**Set task**
Every record that follows should be printed verbatim.

**Information provided**
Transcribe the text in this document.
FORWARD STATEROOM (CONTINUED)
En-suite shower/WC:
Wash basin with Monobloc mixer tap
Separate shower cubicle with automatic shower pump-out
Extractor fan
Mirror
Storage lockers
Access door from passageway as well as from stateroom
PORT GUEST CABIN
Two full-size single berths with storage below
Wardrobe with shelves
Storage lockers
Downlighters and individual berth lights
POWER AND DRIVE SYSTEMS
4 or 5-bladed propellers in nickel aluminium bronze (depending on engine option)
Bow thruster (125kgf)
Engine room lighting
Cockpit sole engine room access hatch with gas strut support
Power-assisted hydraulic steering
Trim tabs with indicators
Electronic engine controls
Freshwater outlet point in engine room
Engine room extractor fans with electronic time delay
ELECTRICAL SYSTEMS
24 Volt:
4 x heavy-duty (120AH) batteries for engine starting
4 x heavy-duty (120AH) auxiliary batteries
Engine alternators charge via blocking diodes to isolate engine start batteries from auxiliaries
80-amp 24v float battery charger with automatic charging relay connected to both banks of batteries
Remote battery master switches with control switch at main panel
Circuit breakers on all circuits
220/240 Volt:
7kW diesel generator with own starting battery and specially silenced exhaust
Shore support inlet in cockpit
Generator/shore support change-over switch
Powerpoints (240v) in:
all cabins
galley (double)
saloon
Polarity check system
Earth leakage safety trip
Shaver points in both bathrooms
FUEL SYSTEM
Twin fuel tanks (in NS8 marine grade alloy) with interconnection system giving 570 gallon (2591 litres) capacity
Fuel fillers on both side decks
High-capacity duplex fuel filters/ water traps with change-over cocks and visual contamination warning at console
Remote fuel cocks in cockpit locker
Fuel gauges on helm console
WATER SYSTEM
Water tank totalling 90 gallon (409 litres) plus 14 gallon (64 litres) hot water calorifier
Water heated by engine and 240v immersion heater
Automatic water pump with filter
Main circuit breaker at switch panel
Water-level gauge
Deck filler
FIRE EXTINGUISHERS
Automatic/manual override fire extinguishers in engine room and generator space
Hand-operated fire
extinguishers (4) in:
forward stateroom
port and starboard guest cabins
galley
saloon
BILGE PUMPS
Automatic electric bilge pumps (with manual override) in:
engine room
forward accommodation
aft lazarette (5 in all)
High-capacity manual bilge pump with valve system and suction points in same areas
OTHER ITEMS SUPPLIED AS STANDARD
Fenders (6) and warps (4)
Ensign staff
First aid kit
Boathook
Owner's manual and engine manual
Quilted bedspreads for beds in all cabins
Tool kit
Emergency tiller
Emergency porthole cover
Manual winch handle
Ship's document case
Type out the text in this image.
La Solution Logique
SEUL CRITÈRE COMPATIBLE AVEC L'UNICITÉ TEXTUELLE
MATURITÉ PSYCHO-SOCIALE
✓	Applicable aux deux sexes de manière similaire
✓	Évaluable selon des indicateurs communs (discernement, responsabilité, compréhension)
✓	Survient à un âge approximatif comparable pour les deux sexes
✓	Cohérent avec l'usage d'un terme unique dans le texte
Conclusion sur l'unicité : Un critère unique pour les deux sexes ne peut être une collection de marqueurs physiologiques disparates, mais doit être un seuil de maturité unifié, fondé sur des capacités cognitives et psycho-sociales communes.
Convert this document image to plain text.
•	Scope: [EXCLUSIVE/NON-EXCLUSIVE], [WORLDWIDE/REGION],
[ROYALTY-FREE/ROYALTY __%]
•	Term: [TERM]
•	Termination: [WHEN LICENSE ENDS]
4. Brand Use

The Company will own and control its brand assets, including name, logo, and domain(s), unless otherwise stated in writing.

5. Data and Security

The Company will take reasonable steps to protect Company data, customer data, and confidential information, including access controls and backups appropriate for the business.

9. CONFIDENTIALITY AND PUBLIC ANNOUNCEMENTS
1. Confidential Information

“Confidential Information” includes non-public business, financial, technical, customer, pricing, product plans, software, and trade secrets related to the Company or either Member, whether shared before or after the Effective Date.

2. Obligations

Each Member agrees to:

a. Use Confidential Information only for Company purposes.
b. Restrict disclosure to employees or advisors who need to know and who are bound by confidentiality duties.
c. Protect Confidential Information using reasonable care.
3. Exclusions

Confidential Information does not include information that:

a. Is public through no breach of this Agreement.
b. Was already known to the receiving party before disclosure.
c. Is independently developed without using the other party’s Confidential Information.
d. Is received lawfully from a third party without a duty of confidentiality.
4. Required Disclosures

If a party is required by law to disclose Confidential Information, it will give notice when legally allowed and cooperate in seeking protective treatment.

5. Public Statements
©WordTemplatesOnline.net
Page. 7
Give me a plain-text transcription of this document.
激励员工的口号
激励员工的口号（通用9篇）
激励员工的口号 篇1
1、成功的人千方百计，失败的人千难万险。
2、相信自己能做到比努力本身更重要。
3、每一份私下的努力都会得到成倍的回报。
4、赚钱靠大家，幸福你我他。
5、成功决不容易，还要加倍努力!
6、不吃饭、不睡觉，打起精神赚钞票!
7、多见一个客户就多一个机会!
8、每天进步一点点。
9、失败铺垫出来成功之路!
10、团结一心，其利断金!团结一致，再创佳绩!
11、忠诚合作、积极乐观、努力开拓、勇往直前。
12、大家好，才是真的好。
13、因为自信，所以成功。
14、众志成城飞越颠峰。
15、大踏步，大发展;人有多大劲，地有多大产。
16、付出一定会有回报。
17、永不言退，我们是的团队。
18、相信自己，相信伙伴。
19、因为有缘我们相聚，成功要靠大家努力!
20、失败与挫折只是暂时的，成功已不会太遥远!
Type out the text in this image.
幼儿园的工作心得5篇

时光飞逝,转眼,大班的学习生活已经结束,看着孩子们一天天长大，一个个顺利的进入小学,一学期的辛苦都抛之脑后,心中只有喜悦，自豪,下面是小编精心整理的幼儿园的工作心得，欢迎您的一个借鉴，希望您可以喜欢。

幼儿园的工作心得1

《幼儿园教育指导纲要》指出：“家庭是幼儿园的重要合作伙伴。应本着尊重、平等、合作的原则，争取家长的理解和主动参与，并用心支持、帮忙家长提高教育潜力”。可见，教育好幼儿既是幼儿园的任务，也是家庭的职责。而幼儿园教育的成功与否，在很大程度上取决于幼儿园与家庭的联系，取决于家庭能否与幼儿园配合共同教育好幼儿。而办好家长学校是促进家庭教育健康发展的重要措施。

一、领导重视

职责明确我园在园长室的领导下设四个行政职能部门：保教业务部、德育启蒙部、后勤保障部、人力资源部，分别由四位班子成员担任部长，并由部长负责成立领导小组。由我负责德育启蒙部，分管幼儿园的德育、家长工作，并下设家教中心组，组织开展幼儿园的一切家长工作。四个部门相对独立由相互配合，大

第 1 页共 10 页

**Finished exercise**
Transcribe the text in this document.
FORWARD STATEROOM (CONTINUED)
En-suite shower/WC:
Wash basin with Monobloc mixer tap
Separate shower cubicle with automatic shower pump-out
Extractor fan
Mirror
Storage lockers
Access door from passageway as well as from stateroom
PORT GUEST CABIN
Two full-size single berths with storage below
Wardrobe with shelves
Storage lockers
Downlighters and individual berth lights
POWER AND DRIVE SYSTEMS
4 or 5-bladed propellers in nickel aluminium bronze (depending on engine option)
Bow thruster (125kgf)
Engine room lighting
Cockpit sole engine room access hatch with gas strut support
Power-assisted hydraulic steering
Trim tabs with indicators
Electronic engine controls
Freshwater outlet point in engine room
Engine room extractor fans with electronic time delay
ELECTRICAL SYSTEMS
24 Volt:
4 x heavy-duty (120AH) batteries for engine starting
4 x heavy-duty (120AH) auxiliary batteries
Engine alternators charge via blocking diodes to isolate engine start batteries from auxiliaries
80-amp 24v float battery charger with automatic charging relay connected to both banks of batteries
Remote battery master switches with control switch at main panel
Circuit breakers on all circuits
220/240 Volt:
7kW diesel generator with own starting battery and specially silenced exhaust
Shore support inlet in cockpit
Generator/shore support change-over switch
Powerpoints (240v) in:
all cabins
galley (double)
saloon
Polarity check system
Earth leakage safety trip
Shaver points in both bathrooms
FUEL SYSTEM
Twin fuel tanks (in NS8 marine grade alloy) with interconnection system giving 570 gallon (2591 litres) capacity
Fuel fillers on both side decks
High-capacity duplex fuel filters/ water traps with change-over cocks and visual contamination warning at console
Remote fuel cocks in cockpit locker
Fuel gauges on helm console
WATER SYSTEM
Water tank totalling 90 gallon (409 litres) plus 14 gallon (64 litres) hot water calorifier
Water heated by engine and 240v immersion heater
Automatic water pump with filter
Main circuit breaker at switch panel
Water-level gauge
Deck filler
FIRE EXTINGUISHERS
Automatic/manual override fire extinguishers in engine room and generator space
Hand-operated fire
extinguishers (4) in:
forward stateroom
port and starboard guest cabins
galley
saloon
BILGE PUMPS
Automatic electric bilge pumps (with manual override) in:
engine room
forward accommodation
aft lazarette (5 in all)
High-capacity manual bilge pump with valve system and suction points in same areas
OTHER ITEMS SUPPLIED AS STANDARD
Fenders (6) and warps (4)
Ensign staff
First aid kit
Boathook
Owner's manual and engine manual
Quilted bedspreads for beds in all cabins
Tool kit
Emergency tiller
Emergency porthole cover
Manual winch handle
Ship's document case
Type out the text in this image.
La Solution Logique
SEUL CRITÈRE COMPATIBLE AVEC L'UNICITÉ TEXTUELLE
MATURITÉ PSYCHO-SOCIALE
✓	Applicable aux deux sexes de manière similaire
✓	Évaluable selon des indicateurs communs (discernement, responsabilité, compréhension)
✓	Survient à un âge approximatif comparable pour les deux sexes
✓	Cohérent avec l'usage d'un terme unique dans le texte
Conclusion sur l'unicité : Un critère unique pour les deux sexes ne peut être une collection de marqueurs physiologiques disparates, mais doit être un seuil de maturité unifié, fondé sur des capacités cognitives et psycho-sociales communes.
Convert this document image to plain text.
•	Scope: [EXCLUSIVE/NON-EXCLUSIVE], [WORLDWIDE/REGION],
[ROYALTY-FREE/ROYALTY __%]
•	Term: [TERM]
•	Termination: [WHEN LICENSE ENDS]
4. Brand Use

The Company will own and control its brand assets, including name, logo, and domain(s), unless otherwise stated in writing.

5. Data and Security

The Company will take reasonable steps to protect Company data, customer data, and confidential information, including access controls and backups appropriate for the business.

9. CONFIDENTIALITY AND PUBLIC ANNOUNCEMENTS
1. Confidential Information

“Confidential Information” includes non-public business, financial, technical, customer, pricing, product plans, software, and trade secrets related to the Company or either Member, whether shared before or after the Effective Date.

2. Obligations

Each Member agrees to:

a. Use Confidential Information only for Company purposes.
b. Restrict disclosure to employees or advisors who need to know and who are bound by confidentiality duties.
c. Protect Confidential Information using reasonable care.
3. Exclusions

Confidential Information does not include information that:

a. Is public through no breach of this Agreement.
b. Was already known to the receiving party before disclosure.
c. Is independently developed without using the other party’s Confidential Information.
d. Is received lawfully from a third party without a duty of confidentiality.
4. Required Disclosures

If a party is required by law to disclose Confidential Information, it will give notice when legally allowed and cooperate in seeking protective treatment.

5. Public Statements
©WordTemplatesOnline.net
Page. 7
Give me a plain-text transcription of this document.
激励员工的口号
激励员工的口号（通用9篇）
激励员工的口号 篇1
1、成功的人千方百计，失败的人千难万险。
2、相信自己能做到比努力本身更重要。
3、每一份私下的努力都会得到成倍的回报。
4、赚钱靠大家，幸福你我他。
5、成功决不容易，还要加倍努力!
6、不吃饭、不睡觉，打起精神赚钞票!
7、多见一个客户就多一个机会!
8、每天进步一点点。
9、失败铺垫出来成功之路!
10、团结一心，其利断金!团结一致，再创佳绩!
11、忠诚合作、积极乐观、努力开拓、勇往直前。
12、大家好，才是真的好。
13、因为自信，所以成功。
14、众志成城飞越颠峰。
15、大踏步，大发展;人有多大劲，地有多大产。
16、付出一定会有回报。
17、永不言退，我们是的团队。
18、相信自己，相信伙伴。
19、因为有缘我们相聚，成功要靠大家努力!
20、失败与挫折只是暂时的，成功已不会太遥远!
Type out the text in this image.
幼儿园的工作心得5篇

时光飞逝,转眼,大班的学习生活已经结束,看着孩子们一天天长大，一个个顺利的进入小学,一学期的辛苦都抛之脑后,心中只有喜悦，自豪,下面是小编精心整理的幼儿园的工作心得，欢迎您的一个借鉴，希望您可以喜欢。

幼儿园的工作心得1

《幼儿园教育指导纲要》指出：“家庭是幼儿园的重要合作伙伴。应本着尊重、平等、合作的原则，争取家长的理解和主动参与，并用心支持、帮忙家长提高教育潜力”。可见，教育好幼儿既是幼儿园的任务，也是家庭的职责。而幼儿园教育的成功与否，在很大程度上取决于幼儿园与家庭的联系，取决于家庭能否与幼儿园配合共同教育好幼儿。而办好家长学校是促进家庭教育健康发展的重要措施。

一、领导重视

职责明确我园在园长室的领导下设四个行政职能部门：保教业务部、德育启蒙部、后勤保障部、人力资源部，分别由四位班子成员担任部长，并由部长负责成立领导小组。由我负责德育启蒙部，分管幼儿园的德育、家长工作，并下设家教中心组，组织开展幼儿园的一切家长工作。四个部门相对独立由相互配合，大

第 1 页共 10 页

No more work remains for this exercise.